== Job ==
Each line should be copied exactly.

== Extracted records ==
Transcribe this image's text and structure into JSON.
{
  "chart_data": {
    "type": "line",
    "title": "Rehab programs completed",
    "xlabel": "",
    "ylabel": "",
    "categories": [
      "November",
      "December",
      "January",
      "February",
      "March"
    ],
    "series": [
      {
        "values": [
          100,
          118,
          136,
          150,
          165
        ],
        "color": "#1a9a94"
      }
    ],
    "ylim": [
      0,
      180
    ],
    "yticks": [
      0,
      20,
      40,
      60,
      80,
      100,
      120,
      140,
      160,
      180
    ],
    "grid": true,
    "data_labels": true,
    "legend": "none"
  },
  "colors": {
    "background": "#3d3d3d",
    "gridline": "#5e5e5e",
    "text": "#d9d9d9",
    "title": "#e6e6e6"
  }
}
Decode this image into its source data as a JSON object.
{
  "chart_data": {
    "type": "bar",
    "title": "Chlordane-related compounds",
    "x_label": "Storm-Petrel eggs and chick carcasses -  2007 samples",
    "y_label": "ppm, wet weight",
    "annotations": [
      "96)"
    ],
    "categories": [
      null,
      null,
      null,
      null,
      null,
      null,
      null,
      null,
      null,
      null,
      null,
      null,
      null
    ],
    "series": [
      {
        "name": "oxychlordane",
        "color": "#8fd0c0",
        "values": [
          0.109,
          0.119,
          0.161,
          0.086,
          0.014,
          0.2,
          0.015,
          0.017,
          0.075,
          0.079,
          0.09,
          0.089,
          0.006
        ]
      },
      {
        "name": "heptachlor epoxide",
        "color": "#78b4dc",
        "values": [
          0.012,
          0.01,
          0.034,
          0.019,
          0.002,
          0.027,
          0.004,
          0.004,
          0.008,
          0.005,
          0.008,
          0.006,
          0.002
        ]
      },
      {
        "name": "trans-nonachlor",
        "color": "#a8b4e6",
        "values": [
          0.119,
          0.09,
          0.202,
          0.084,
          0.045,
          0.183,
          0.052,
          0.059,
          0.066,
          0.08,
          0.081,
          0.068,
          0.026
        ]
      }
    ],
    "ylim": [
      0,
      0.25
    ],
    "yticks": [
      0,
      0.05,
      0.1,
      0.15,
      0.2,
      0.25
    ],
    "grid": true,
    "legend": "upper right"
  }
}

== Result ==
Transcribe this image's text and structure into JSON.
{
  "chart_data": {
    "type": "line",
    "title": "Rehab programs completed",
    "xlabel": "",
    "ylabel": "",
    "categories": [
      "November",
      "December",
      "January",
      "February",
      "March"
    ],
    "series": [
      {
        "values": [
          100,
          118,
          136,
          150,
          165
        ],
        "color": "#1a9a94"
      }
    ],
    "ylim": [
      0,
      180
    ],
    "yticks": [
      0,
      20,
      40,
      60,
      80,
      100,
      120,
      140,
      160,
      180
    ],
    "grid": true,
    "data_labels": true,
    "legend": "none"
  },
  "colors": {
    "background": "#3d3d3d",
    "gridline": "#5e5e5e",
    "text": "#d9d9d9",
    "title": "#e6e6e6"
  }
}
Decode this image into its source data as a JSON object.
{
  "chart_data": {
    "type": "bar",
    "title": "Chlordane-related compounds",
    "x_label": "Storm-Petrel eggs and chick carcasses -  2007 samples",
    "y_label": "ppm, wet weight",
    "annotations": [
      "96)"
    ],
    "categories": [
      null,
      null,
      null,
      null,
      null,
      null,
      null,
      null,
      null,
      null,
      null,
      null,
      null
    ],
    "series": [
      {
        "name": "oxychlordane",
        "color": "#8fd0c0",
        "values": [
          0.109,
          0.119,
          0.161,
          0.086,
          0.014,
          0.2,
          0.015,
          0.017,
          0.075,
          0.079,
          0.09,
          0.089,
          0.006
        ]
      },
      {
        "name": "heptachlor epoxide",
        "color": "#78b4dc",
        "values": [
          0.012,
          0.01,
          0.034,
          0.019,
          0.002,
          0.027,
          0.004,
          0.004,
          0.008,
          0.005,
          0.008,
          0.006,
          0.002
        ]
      },
      {
        "name": "trans-nonachlor",
        "color": "#a8b4e6",
        "values": [
          0.119,
          0.09,
          0.202,
          0.084,
          0.045,
          0.183,
          0.052,
          0.059,
          0.066,
          0.08,
          0.081,
          0.068,
          0.026
        ]
      }
    ],
    "ylim": [
      0,
      0.25
    ],
    "yticks": [
      0,
      0.05,
      0.1,
      0.15,
      0.2,
      0.25
    ],
    "grid": true,
    "legend": "upper right"
  }
}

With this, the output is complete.